■ What you should do: Everything from the line containing "Convert this document image to plain text." to the final line of the records below should be given again exactly, and nothing else.

(Recorded data)

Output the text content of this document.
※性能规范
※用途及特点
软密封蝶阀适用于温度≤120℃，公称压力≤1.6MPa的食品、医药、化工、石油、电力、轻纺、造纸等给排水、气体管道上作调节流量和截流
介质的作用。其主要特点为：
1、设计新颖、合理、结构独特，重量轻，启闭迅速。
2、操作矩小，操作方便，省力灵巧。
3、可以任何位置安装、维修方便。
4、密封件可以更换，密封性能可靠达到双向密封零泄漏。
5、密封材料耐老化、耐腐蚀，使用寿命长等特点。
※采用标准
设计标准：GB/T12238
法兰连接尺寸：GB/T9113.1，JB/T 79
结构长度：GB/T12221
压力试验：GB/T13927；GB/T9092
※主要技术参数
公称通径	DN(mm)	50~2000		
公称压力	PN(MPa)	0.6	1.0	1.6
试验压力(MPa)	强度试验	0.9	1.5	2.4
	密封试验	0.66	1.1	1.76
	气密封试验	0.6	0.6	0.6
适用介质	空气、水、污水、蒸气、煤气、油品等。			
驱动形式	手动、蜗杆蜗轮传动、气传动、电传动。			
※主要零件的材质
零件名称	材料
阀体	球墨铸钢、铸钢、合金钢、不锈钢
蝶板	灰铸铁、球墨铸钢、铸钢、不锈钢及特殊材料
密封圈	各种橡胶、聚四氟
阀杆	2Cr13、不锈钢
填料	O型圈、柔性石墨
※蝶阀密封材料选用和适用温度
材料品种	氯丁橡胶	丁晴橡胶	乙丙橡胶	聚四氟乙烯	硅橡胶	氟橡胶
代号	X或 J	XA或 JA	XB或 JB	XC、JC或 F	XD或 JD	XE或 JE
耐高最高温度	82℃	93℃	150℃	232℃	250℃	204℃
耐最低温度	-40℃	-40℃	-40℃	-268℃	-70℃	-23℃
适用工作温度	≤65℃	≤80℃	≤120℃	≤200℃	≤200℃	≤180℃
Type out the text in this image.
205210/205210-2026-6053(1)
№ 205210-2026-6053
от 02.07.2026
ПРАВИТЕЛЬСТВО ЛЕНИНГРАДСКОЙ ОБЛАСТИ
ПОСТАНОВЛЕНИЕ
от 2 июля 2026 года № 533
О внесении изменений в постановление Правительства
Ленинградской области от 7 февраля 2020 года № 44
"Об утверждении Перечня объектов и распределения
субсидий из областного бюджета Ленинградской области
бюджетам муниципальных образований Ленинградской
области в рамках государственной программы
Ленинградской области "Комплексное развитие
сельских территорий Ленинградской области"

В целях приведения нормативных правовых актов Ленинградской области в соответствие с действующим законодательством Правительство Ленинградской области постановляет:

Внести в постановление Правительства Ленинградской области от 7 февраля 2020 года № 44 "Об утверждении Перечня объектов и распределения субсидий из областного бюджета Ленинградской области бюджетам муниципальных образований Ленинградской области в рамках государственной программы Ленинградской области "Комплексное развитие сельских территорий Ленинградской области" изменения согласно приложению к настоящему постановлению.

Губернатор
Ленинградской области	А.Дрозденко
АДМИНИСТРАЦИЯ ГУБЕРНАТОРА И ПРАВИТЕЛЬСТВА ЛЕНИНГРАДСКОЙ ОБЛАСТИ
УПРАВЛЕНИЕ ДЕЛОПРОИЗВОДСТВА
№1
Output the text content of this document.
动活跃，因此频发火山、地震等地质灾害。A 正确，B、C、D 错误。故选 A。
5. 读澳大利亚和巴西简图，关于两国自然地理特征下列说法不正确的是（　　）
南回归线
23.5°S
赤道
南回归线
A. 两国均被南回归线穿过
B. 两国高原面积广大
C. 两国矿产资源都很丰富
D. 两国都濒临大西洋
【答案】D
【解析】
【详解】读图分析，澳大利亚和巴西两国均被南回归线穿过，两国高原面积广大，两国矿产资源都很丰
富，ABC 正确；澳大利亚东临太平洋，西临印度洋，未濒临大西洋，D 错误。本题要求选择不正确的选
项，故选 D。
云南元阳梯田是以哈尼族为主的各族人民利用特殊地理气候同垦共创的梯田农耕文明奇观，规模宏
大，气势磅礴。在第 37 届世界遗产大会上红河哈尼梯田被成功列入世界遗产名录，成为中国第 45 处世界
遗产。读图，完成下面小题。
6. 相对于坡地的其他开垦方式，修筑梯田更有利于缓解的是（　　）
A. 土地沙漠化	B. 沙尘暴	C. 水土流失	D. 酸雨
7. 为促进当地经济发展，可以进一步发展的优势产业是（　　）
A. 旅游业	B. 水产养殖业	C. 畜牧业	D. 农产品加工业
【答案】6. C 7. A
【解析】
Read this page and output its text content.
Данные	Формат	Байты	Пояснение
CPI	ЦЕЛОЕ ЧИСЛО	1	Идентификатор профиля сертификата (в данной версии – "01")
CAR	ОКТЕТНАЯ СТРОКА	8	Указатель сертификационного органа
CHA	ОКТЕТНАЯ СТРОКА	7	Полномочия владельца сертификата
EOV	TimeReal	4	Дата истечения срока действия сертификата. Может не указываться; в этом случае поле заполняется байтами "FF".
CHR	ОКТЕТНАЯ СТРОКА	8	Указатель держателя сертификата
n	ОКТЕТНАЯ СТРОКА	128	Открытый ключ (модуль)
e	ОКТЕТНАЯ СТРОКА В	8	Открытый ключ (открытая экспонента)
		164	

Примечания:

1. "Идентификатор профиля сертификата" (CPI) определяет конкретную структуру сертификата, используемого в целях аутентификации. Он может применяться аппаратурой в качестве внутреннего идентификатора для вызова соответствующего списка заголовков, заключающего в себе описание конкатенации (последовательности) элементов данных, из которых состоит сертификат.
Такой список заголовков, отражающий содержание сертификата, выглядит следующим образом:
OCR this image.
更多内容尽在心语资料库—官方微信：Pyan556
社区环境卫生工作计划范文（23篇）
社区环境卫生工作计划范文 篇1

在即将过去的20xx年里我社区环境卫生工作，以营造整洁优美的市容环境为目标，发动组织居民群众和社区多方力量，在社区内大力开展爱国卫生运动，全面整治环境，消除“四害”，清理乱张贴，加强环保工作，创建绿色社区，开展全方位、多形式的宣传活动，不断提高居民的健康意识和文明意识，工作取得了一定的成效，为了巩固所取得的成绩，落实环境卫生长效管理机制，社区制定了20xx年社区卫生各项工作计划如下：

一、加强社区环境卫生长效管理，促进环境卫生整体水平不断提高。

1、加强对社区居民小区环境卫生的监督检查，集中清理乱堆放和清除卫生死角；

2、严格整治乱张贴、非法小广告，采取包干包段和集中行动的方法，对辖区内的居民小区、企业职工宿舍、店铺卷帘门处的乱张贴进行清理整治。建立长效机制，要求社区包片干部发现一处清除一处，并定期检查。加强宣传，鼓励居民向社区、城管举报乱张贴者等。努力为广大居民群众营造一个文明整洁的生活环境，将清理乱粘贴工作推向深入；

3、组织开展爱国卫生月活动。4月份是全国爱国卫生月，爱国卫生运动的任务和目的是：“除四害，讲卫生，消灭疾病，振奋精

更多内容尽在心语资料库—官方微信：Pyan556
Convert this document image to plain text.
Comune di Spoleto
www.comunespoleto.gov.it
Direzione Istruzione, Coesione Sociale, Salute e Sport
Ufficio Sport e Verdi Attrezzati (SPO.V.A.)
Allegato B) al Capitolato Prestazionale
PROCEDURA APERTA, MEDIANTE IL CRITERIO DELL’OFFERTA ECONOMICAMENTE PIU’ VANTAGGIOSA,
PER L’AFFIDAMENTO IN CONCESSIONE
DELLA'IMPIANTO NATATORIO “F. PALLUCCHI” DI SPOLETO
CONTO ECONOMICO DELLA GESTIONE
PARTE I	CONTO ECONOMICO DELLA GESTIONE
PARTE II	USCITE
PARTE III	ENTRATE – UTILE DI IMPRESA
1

■ Response to this exercise:
Convert this document image to plain text.
Comune di Spoleto
www.comunespoleto.gov.it
Direzione Istruzione, Coesione Sociale, Salute e Sport
Ufficio Sport e Verdi Attrezzati (SPO.V.A.)
Allegato B) al Capitolato Prestazionale
PROCEDURA APERTA, MEDIANTE IL CRITERIO DELL’OFFERTA ECONOMICAMENTE PIU’ VANTAGGIOSA,
PER L’AFFIDAMENTO IN CONCESSIONE
DELLA'IMPIANTO NATATORIO “F. PALLUCCHI” DI SPOLETO
CONTO ECONOMICO DELLA GESTIONE
PARTE I	CONTO ECONOMICO DELLA GESTIONE
PARTE II	USCITE
PARTE III	ENTRATE – UTILE DI IMPRESA
1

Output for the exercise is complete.